What the exercise asks: Restate each line word for word. Leave out every picture.

Stored data:

§ §

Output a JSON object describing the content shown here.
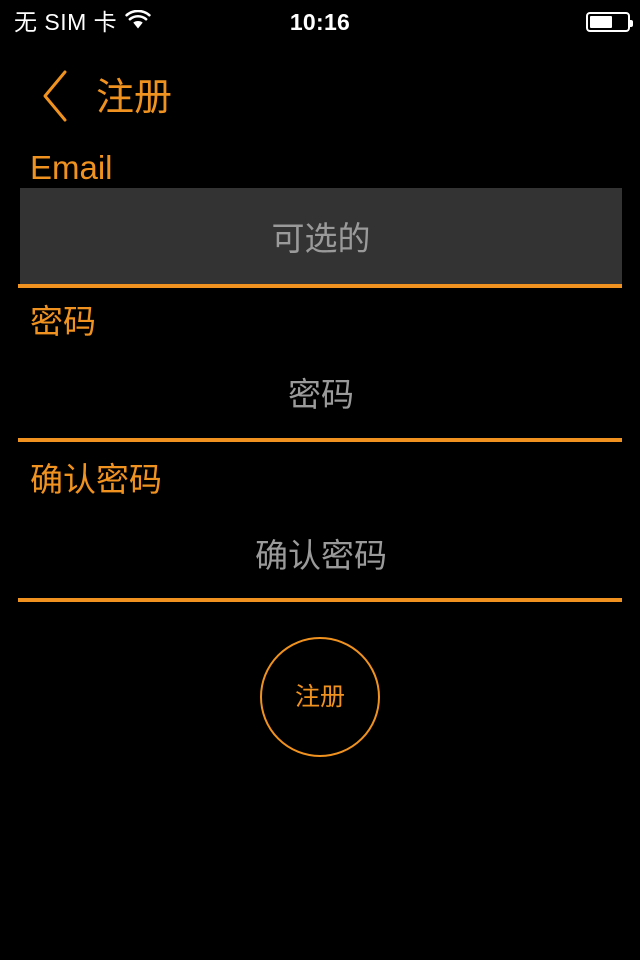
{
  "status_bar": {
    "carrier": "无 SIM 卡",
    "wifi_icon": "wifi-icon",
    "time": "10:16",
    "battery_icon": "battery-icon",
    "battery_level_percent": 62
  },
  "nav": {
    "back_icon": "chevron-left-icon",
    "title": "注册"
  },
  "form": {
    "fields": [
      {
        "label": "Email",
        "placeholder": "可选的",
        "value": "",
        "focused": true
      },
      {
        "label": "密码",
        "placeholder": "密码",
        "value": "",
        "focused": false
      },
      {
        "label": "确认密码",
        "placeholder": "确认密码",
        "value": "",
        "focused": false
      }
    ]
  },
  "submit": {
    "label": "注册"
  },
  "colors": {
    "background": "#000000",
    "accent": "#f0921f",
    "field_focus_background": "#333333",
    "placeholder_text": "#9a9a9a",
    "status_text": "#ffffff"
  }
}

§ §

Task answer:
Output a JSON object describing the content shown here.
{
  "status_bar": {
    "carrier": "无 SIM 卡",
    "wifi_icon": "wifi-icon",
    "time": "10:16",
    "battery_icon": "battery-icon",
    "battery_level_percent": 62
  },
  "nav": {
    "back_icon": "chevron-left-icon",
    "title": "注册"
  },
  "form": {
    "fields": [
      {
        "label": "Email",
        "placeholder": "可选的",
        "value": "",
        "focused": true
      },
      {
        "label": "密码",
        "placeholder": "密码",
        "value": "",
        "focused": false
      },
      {
        "label": "确认密码",
        "placeholder": "确认密码",
        "value": "",
        "focused": false
      }
    ]
  },
  "submit": {
    "label": "注册"
  },
  "colors": {
    "background": "#000000",
    "accent": "#f0921f",
    "field_focus_background": "#333333",
    "placeholder_text": "#9a9a9a",
    "status_text": "#ffffff"
  }
}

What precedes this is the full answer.